Can you give all the records again without altering a single character?

++++ Stored data

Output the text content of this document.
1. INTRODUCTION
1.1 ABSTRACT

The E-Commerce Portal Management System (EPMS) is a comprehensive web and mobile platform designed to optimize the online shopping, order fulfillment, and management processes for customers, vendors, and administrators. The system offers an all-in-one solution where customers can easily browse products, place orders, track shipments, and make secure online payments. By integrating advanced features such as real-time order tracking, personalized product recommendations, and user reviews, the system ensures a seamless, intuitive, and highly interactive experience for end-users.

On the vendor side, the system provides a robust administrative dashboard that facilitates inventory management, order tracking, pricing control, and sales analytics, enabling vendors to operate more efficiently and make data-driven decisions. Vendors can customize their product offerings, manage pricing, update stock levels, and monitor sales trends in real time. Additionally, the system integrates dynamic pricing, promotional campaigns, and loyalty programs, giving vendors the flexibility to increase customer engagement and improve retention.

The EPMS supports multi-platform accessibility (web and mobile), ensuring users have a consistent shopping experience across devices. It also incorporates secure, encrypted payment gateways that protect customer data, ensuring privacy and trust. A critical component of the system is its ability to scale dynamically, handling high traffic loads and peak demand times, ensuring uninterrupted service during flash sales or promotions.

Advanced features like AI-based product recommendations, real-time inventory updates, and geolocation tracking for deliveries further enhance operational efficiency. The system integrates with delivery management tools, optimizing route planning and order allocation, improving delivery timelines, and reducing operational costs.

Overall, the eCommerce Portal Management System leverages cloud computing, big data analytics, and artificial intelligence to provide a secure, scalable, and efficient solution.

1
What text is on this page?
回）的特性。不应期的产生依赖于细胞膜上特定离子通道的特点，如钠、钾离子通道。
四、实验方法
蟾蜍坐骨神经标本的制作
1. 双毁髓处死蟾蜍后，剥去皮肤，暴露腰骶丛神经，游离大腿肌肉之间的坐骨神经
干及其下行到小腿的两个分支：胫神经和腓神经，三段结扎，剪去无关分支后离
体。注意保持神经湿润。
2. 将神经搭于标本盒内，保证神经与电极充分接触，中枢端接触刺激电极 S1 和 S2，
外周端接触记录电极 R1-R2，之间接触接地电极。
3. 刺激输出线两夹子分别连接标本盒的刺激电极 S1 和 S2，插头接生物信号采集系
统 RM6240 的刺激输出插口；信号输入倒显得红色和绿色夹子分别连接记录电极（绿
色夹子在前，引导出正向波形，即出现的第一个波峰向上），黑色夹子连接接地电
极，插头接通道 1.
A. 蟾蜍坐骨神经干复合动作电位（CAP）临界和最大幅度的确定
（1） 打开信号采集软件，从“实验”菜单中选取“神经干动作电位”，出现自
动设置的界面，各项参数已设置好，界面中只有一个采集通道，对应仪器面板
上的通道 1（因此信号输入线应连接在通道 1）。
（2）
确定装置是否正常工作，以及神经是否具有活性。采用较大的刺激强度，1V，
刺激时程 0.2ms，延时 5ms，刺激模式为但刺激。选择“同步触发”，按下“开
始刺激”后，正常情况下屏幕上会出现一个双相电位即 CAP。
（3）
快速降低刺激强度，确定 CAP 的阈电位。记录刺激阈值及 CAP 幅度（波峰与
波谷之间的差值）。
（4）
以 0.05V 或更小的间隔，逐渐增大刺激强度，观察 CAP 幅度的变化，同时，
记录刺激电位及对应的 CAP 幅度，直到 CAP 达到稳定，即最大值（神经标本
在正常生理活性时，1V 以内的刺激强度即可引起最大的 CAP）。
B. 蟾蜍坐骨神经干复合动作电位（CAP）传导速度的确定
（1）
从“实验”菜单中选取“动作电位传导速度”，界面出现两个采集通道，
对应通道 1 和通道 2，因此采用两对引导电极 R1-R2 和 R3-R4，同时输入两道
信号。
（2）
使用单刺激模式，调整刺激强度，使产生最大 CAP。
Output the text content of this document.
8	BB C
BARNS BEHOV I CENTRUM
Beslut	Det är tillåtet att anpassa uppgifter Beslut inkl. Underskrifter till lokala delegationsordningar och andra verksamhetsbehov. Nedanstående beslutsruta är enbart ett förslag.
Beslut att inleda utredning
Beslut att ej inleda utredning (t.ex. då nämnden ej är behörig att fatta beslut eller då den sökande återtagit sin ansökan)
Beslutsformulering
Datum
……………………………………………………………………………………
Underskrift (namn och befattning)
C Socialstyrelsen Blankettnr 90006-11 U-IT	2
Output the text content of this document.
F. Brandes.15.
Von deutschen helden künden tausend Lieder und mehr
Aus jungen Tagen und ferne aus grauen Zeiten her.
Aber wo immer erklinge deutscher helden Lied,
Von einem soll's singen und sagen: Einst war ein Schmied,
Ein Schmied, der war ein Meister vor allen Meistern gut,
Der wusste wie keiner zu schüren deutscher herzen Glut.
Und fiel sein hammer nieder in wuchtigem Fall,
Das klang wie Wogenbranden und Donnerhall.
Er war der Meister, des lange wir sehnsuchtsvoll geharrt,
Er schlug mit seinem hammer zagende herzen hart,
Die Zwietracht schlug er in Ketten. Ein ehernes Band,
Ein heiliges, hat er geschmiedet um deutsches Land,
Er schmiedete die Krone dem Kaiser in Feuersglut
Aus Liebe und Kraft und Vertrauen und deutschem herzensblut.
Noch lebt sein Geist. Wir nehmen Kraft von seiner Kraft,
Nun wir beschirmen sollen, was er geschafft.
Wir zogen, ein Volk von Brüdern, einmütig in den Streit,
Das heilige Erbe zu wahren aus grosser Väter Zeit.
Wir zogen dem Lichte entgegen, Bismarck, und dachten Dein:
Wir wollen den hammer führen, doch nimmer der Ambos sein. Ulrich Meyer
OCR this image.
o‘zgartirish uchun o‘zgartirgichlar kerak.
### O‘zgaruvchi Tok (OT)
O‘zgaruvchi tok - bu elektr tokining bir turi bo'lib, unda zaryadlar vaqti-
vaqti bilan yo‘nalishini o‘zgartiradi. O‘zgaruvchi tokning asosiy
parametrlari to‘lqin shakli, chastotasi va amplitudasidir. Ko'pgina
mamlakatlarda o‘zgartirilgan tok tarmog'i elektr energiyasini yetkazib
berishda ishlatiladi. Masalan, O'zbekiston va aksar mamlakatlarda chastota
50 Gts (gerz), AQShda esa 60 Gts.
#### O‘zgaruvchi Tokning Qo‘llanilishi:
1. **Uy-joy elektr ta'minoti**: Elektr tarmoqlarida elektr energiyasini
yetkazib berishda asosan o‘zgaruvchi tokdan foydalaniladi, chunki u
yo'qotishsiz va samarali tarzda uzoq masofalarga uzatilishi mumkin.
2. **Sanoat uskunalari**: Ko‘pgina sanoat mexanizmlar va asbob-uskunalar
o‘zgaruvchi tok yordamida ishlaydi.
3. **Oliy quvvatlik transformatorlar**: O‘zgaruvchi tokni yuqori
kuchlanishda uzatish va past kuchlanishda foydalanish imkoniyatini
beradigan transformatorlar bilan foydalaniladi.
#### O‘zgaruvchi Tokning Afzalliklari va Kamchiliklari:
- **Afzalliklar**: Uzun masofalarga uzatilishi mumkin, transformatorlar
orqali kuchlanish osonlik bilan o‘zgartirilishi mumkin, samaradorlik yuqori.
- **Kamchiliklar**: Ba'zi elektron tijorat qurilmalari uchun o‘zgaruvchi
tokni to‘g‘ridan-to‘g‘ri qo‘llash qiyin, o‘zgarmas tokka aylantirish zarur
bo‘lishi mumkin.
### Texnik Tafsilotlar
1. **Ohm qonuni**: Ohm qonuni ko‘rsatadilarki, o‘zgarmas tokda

++++++++

* Result *
Output the text content of this document.
1. INTRODUCTION
1.1 ABSTRACT

The E-Commerce Portal Management System (EPMS) is a comprehensive web and mobile platform designed to optimize the online shopping, order fulfillment, and management processes for customers, vendors, and administrators. The system offers an all-in-one solution where customers can easily browse products, place orders, track shipments, and make secure online payments. By integrating advanced features such as real-time order tracking, personalized product recommendations, and user reviews, the system ensures a seamless, intuitive, and highly interactive experience for end-users.

On the vendor side, the system provides a robust administrative dashboard that facilitates inventory management, order tracking, pricing control, and sales analytics, enabling vendors to operate more efficiently and make data-driven decisions. Vendors can customize their product offerings, manage pricing, update stock levels, and monitor sales trends in real time. Additionally, the system integrates dynamic pricing, promotional campaigns, and loyalty programs, giving vendors the flexibility to increase customer engagement and improve retention.

The EPMS supports multi-platform accessibility (web and mobile), ensuring users have a consistent shopping experience across devices. It also incorporates secure, encrypted payment gateways that protect customer data, ensuring privacy and trust. A critical component of the system is its ability to scale dynamically, handling high traffic loads and peak demand times, ensuring uninterrupted service during flash sales or promotions.

Advanced features like AI-based product recommendations, real-time inventory updates, and geolocation tracking for deliveries further enhance operational efficiency. The system integrates with delivery management tools, optimizing route planning and order allocation, improving delivery timelines, and reducing operational costs.

Overall, the eCommerce Portal Management System leverages cloud computing, big data analytics, and artificial intelligence to provide a secure, scalable, and efficient solution.

1
What text is on this page?
回）的特性。不应期的产生依赖于细胞膜上特定离子通道的特点，如钠、钾离子通道。
四、实验方法
蟾蜍坐骨神经标本的制作
1. 双毁髓处死蟾蜍后，剥去皮肤，暴露腰骶丛神经，游离大腿肌肉之间的坐骨神经
干及其下行到小腿的两个分支：胫神经和腓神经，三段结扎，剪去无关分支后离
体。注意保持神经湿润。
2. 将神经搭于标本盒内，保证神经与电极充分接触，中枢端接触刺激电极 S1 和 S2，
外周端接触记录电极 R1-R2，之间接触接地电极。
3. 刺激输出线两夹子分别连接标本盒的刺激电极 S1 和 S2，插头接生物信号采集系
统 RM6240 的刺激输出插口；信号输入倒显得红色和绿色夹子分别连接记录电极（绿
色夹子在前，引导出正向波形，即出现的第一个波峰向上），黑色夹子连接接地电
极，插头接通道 1.
A. 蟾蜍坐骨神经干复合动作电位（CAP）临界和最大幅度的确定
（1） 打开信号采集软件，从“实验”菜单中选取“神经干动作电位”，出现自
动设置的界面，各项参数已设置好，界面中只有一个采集通道，对应仪器面板
上的通道 1（因此信号输入线应连接在通道 1）。
（2）
确定装置是否正常工作，以及神经是否具有活性。采用较大的刺激强度，1V，
刺激时程 0.2ms，延时 5ms，刺激模式为但刺激。选择“同步触发”，按下“开
始刺激”后，正常情况下屏幕上会出现一个双相电位即 CAP。
（3）
快速降低刺激强度，确定 CAP 的阈电位。记录刺激阈值及 CAP 幅度（波峰与
波谷之间的差值）。
（4）
以 0.05V 或更小的间隔，逐渐增大刺激强度，观察 CAP 幅度的变化，同时，
记录刺激电位及对应的 CAP 幅度，直到 CAP 达到稳定，即最大值（神经标本
在正常生理活性时，1V 以内的刺激强度即可引起最大的 CAP）。
B. 蟾蜍坐骨神经干复合动作电位（CAP）传导速度的确定
（1）
从“实验”菜单中选取“动作电位传导速度”，界面出现两个采集通道，
对应通道 1 和通道 2，因此采用两对引导电极 R1-R2 和 R3-R4，同时输入两道
信号。
（2）
使用单刺激模式，调整刺激强度，使产生最大 CAP。
Output the text content of this document.
8	BB C
BARNS BEHOV I CENTRUM
Beslut	Det är tillåtet att anpassa uppgifter Beslut inkl. Underskrifter till lokala delegationsordningar och andra verksamhetsbehov. Nedanstående beslutsruta är enbart ett förslag.
Beslut att inleda utredning
Beslut att ej inleda utredning (t.ex. då nämnden ej är behörig att fatta beslut eller då den sökande återtagit sin ansökan)
Beslutsformulering
Datum
……………………………………………………………………………………
Underskrift (namn och befattning)
C Socialstyrelsen Blankettnr 90006-11 U-IT	2
Output the text content of this document.
F. Brandes.15.
Von deutschen helden künden tausend Lieder und mehr
Aus jungen Tagen und ferne aus grauen Zeiten her.
Aber wo immer erklinge deutscher helden Lied,
Von einem soll's singen und sagen: Einst war ein Schmied,
Ein Schmied, der war ein Meister vor allen Meistern gut,
Der wusste wie keiner zu schüren deutscher herzen Glut.
Und fiel sein hammer nieder in wuchtigem Fall,
Das klang wie Wogenbranden und Donnerhall.
Er war der Meister, des lange wir sehnsuchtsvoll geharrt,
Er schlug mit seinem hammer zagende herzen hart,
Die Zwietracht schlug er in Ketten. Ein ehernes Band,
Ein heiliges, hat er geschmiedet um deutsches Land,
Er schmiedete die Krone dem Kaiser in Feuersglut
Aus Liebe und Kraft und Vertrauen und deutschem herzensblut.
Noch lebt sein Geist. Wir nehmen Kraft von seiner Kraft,
Nun wir beschirmen sollen, was er geschafft.
Wir zogen, ein Volk von Brüdern, einmütig in den Streit,
Das heilige Erbe zu wahren aus grosser Väter Zeit.
Wir zogen dem Lichte entgegen, Bismarck, und dachten Dein:
Wir wollen den hammer führen, doch nimmer der Ambos sein. Ulrich Meyer
OCR this image.
o‘zgartirish uchun o‘zgartirgichlar kerak.
### O‘zgaruvchi Tok (OT)
O‘zgaruvchi tok - bu elektr tokining bir turi bo'lib, unda zaryadlar vaqti-
vaqti bilan yo‘nalishini o‘zgartiradi. O‘zgaruvchi tokning asosiy
parametrlari to‘lqin shakli, chastotasi va amplitudasidir. Ko'pgina
mamlakatlarda o‘zgartirilgan tok tarmog'i elektr energiyasini yetkazib
berishda ishlatiladi. Masalan, O'zbekiston va aksar mamlakatlarda chastota
50 Gts (gerz), AQShda esa 60 Gts.
#### O‘zgaruvchi Tokning Qo‘llanilishi:
1. **Uy-joy elektr ta'minoti**: Elektr tarmoqlarida elektr energiyasini
yetkazib berishda asosan o‘zgaruvchi tokdan foydalaniladi, chunki u
yo'qotishsiz va samarali tarzda uzoq masofalarga uzatilishi mumkin.
2. **Sanoat uskunalari**: Ko‘pgina sanoat mexanizmlar va asbob-uskunalar
o‘zgaruvchi tok yordamida ishlaydi.
3. **Oliy quvvatlik transformatorlar**: O‘zgaruvchi tokni yuqori
kuchlanishda uzatish va past kuchlanishda foydalanish imkoniyatini
beradigan transformatorlar bilan foydalaniladi.
#### O‘zgaruvchi Tokning Afzalliklari va Kamchiliklari:
- **Afzalliklar**: Uzun masofalarga uzatilishi mumkin, transformatorlar
orqali kuchlanish osonlik bilan o‘zgartirilishi mumkin, samaradorlik yuqori.
- **Kamchiliklar**: Ba'zi elektron tijorat qurilmalari uchun o‘zgaruvchi
tokni to‘g‘ridan-to‘g‘ri qo‘llash qiyin, o‘zgarmas tokka aylantirish zarur
bo‘lishi mumkin.
### Texnik Tafsilotlar
1. **Ohm qonuni**: Ohm qonuni ko‘rsatadilarki, o‘zgarmas tokda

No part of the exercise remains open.